Make an exact copy of all the entries, with the pictures left out.

Dataset items:

________________________________________

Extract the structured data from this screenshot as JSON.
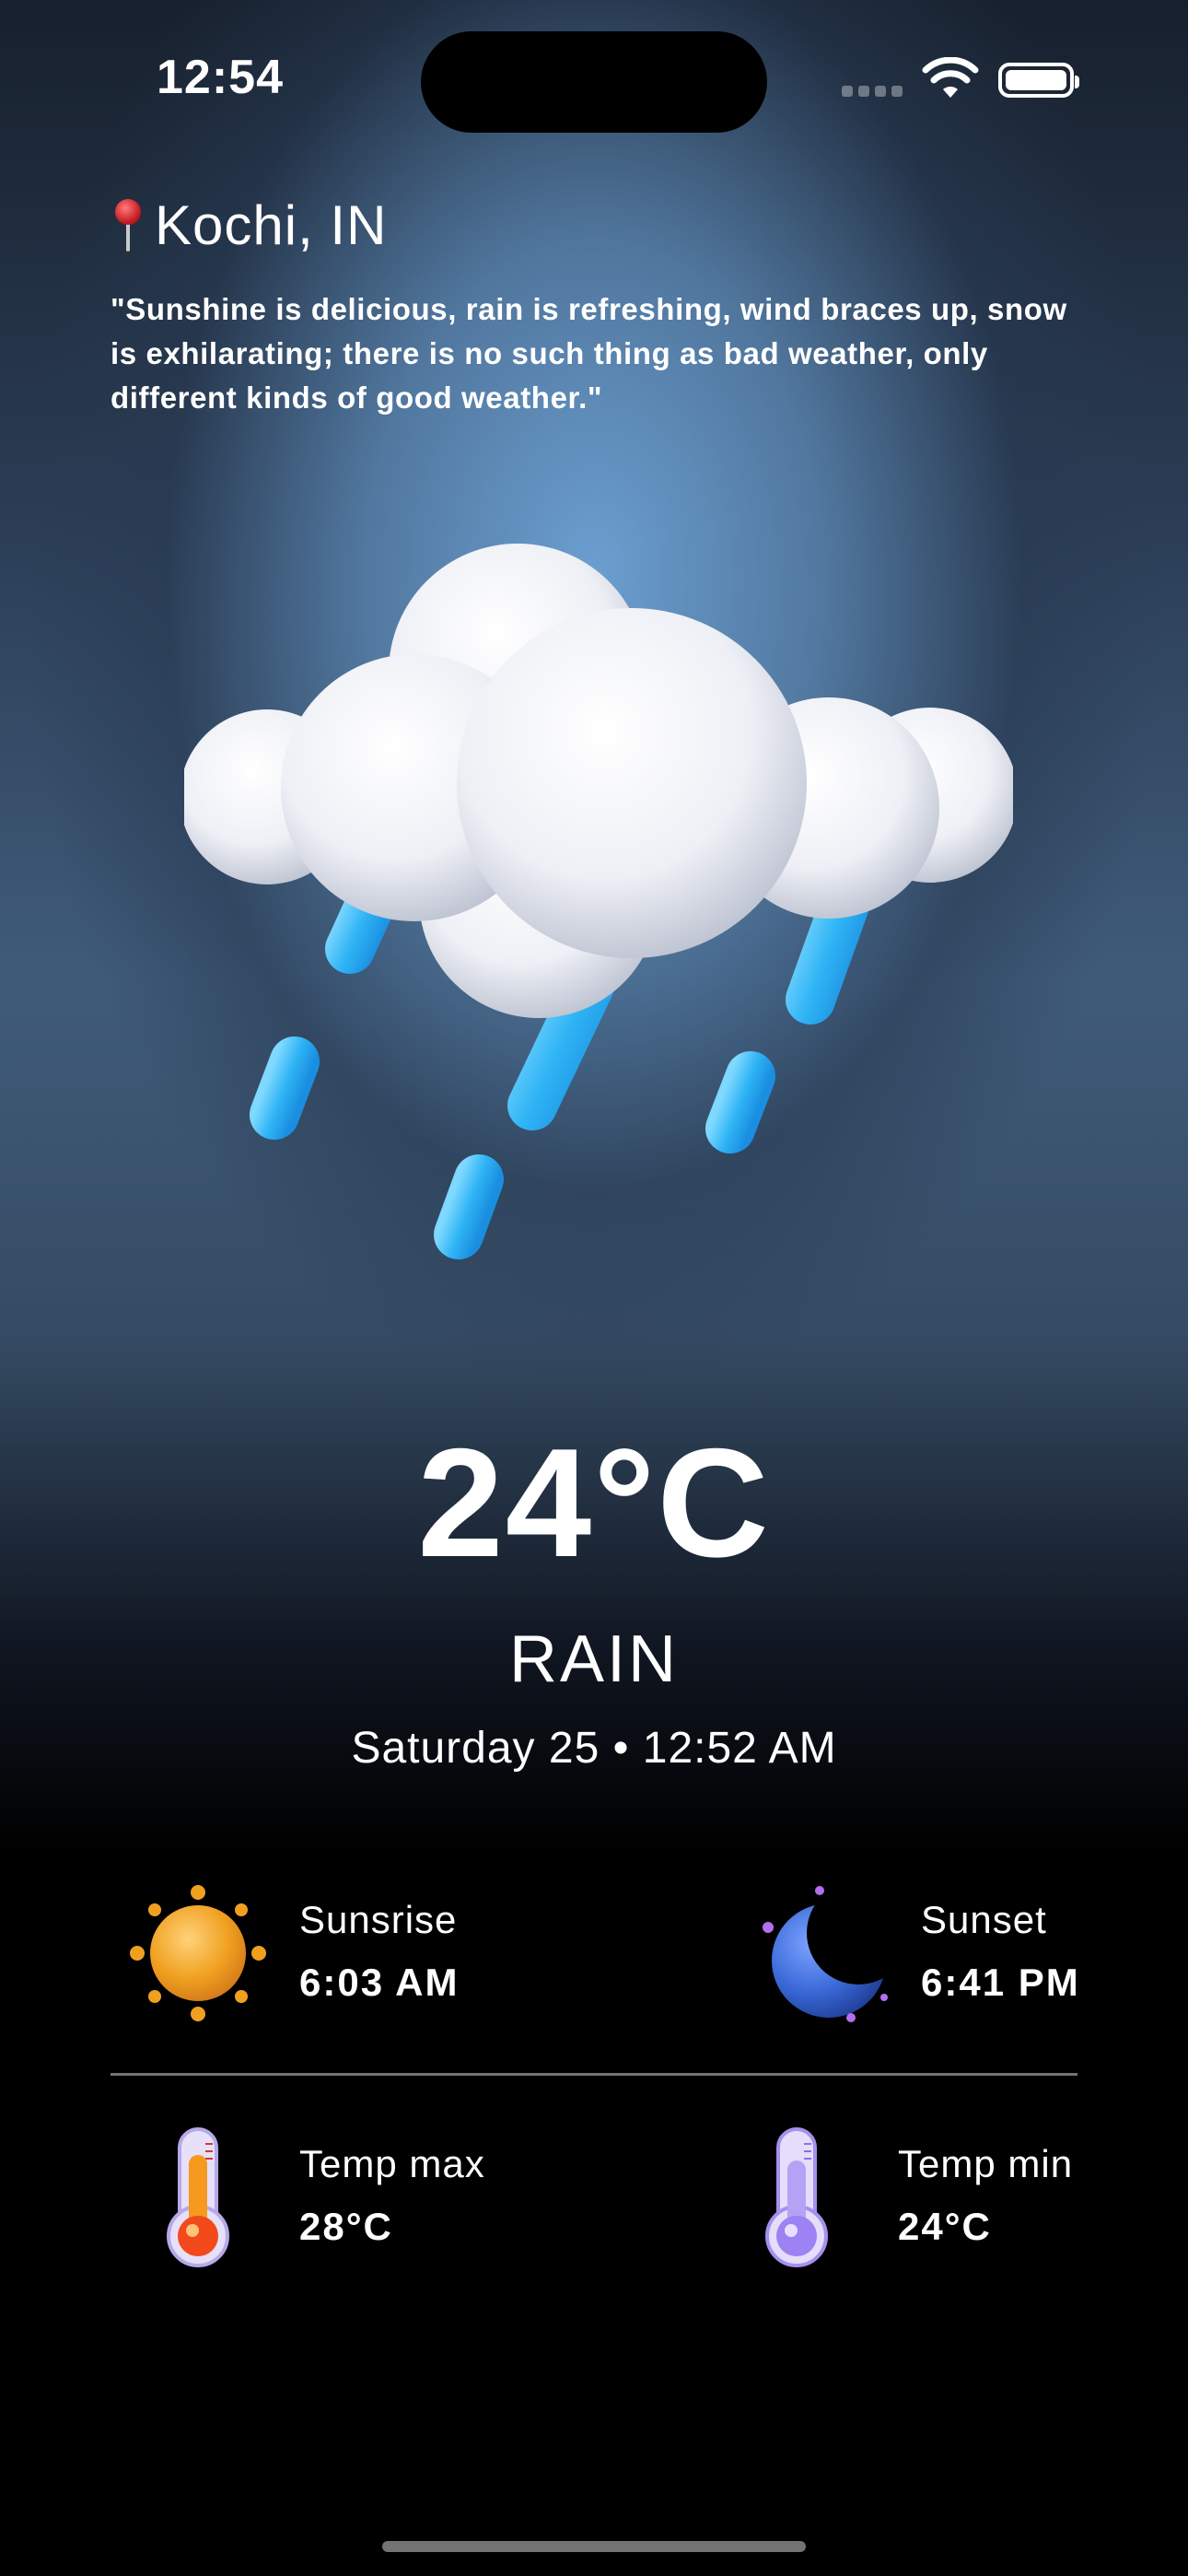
{
  "status_bar": {
    "time": "12:54",
    "icons": [
      "cellular-icon",
      "wifi-icon",
      "battery-icon"
    ]
  },
  "location": {
    "icon": "pin-icon",
    "label": "Kochi, IN"
  },
  "quote": "\"Sunshine is delicious, rain is refreshing, wind braces up, snow is exhilarating; there is no such thing as bad weather, only different kinds of good weather.\"",
  "illustration": "rain-cloud-icon",
  "current": {
    "temperature": "24°C",
    "condition": "RAIN",
    "datetime": "Saturday 25 • 12:52 AM"
  },
  "details": {
    "sunrise": {
      "icon": "sun-icon",
      "label": "Sunsrise",
      "value": "6:03 AM"
    },
    "sunset": {
      "icon": "moon-icon",
      "label": "Sunset",
      "value": "6:41 PM"
    },
    "temp_max": {
      "icon": "thermometer-hot-icon",
      "label": "Temp max",
      "value": "28°C"
    },
    "temp_min": {
      "icon": "thermometer-cold-icon",
      "label": "Temp min",
      "value": "24°C"
    }
  },
  "colors": {
    "accent_rain": "#2fb4f5",
    "sun_orange": "#f0a020",
    "moon_blue": "#3a6ad8",
    "thermo_purple": "#9c82f2"
  }
}
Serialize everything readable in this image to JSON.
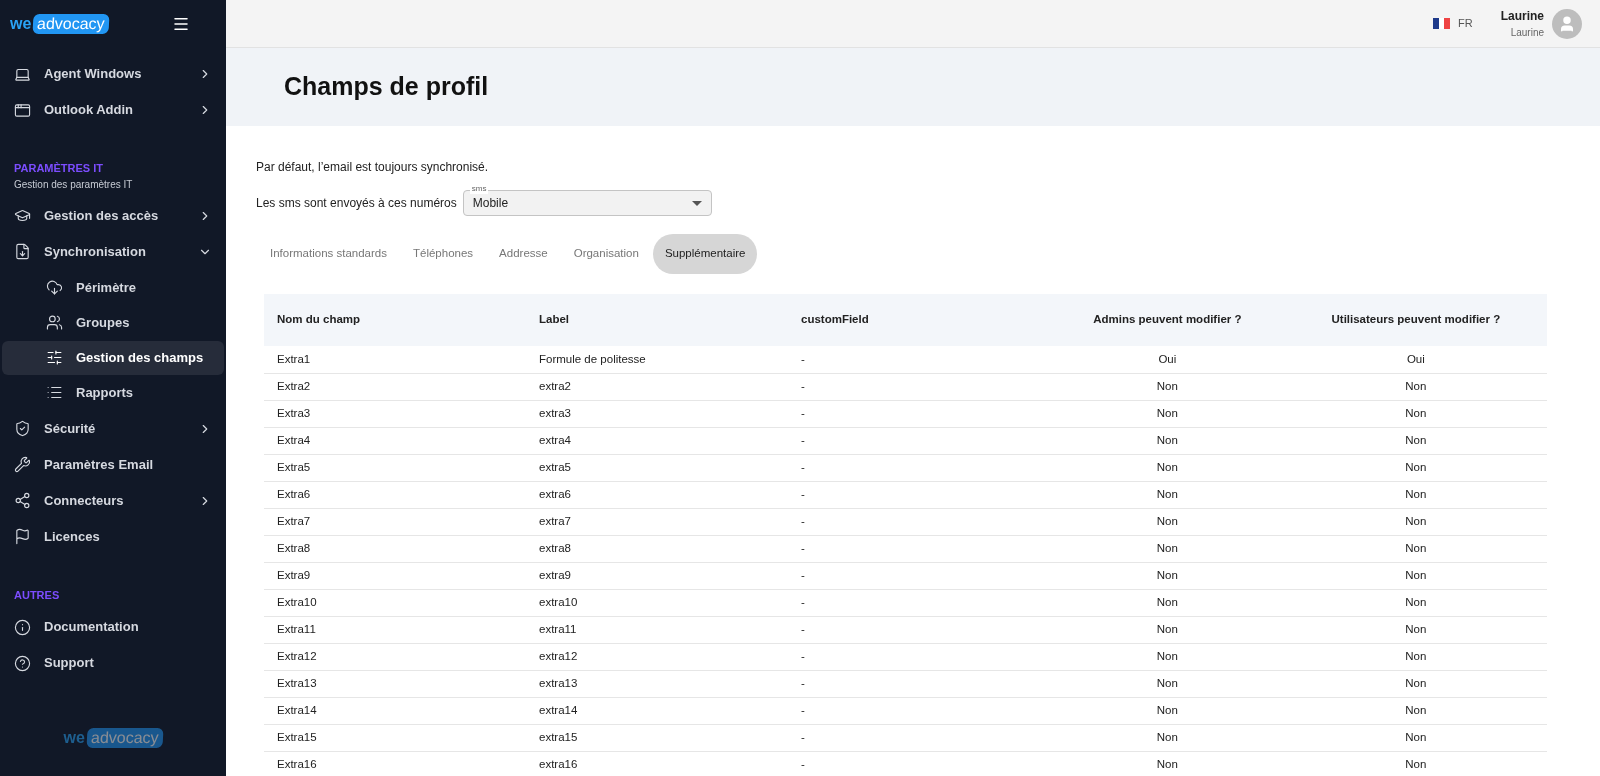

________________________________________

**Answer to this task**
Extract the structured data from this screenshot as JSON.
{
  "status_bar": {
    "time": "12:54",
    "icons": [
      "cellular-icon",
      "wifi-icon",
      "battery-icon"
    ]
  },
  "location": {
    "icon": "pin-icon",
    "label": "Kochi, IN"
  },
  "quote": "\"Sunshine is delicious, rain is refreshing, wind braces up, snow is exhilarating; there is no such thing as bad weather, only different kinds of good weather.\"",
  "illustration": "rain-cloud-icon",
  "current": {
    "temperature": "24°C",
    "condition": "RAIN",
    "datetime": "Saturday 25 • 12:52 AM"
  },
  "details": {
    "sunrise": {
      "icon": "sun-icon",
      "label": "Sunsrise",
      "value": "6:03 AM"
    },
    "sunset": {
      "icon": "moon-icon",
      "label": "Sunset",
      "value": "6:41 PM"
    },
    "temp_max": {
      "icon": "thermometer-hot-icon",
      "label": "Temp max",
      "value": "28°C"
    },
    "temp_min": {
      "icon": "thermometer-cold-icon",
      "label": "Temp min",
      "value": "24°C"
    }
  },
  "colors": {
    "accent_rain": "#2fb4f5",
    "sun_orange": "#f0a020",
    "moon_blue": "#3a6ad8",
    "thermo_purple": "#9c82f2"
  }
}
Serialize everything readable in this image to JSON.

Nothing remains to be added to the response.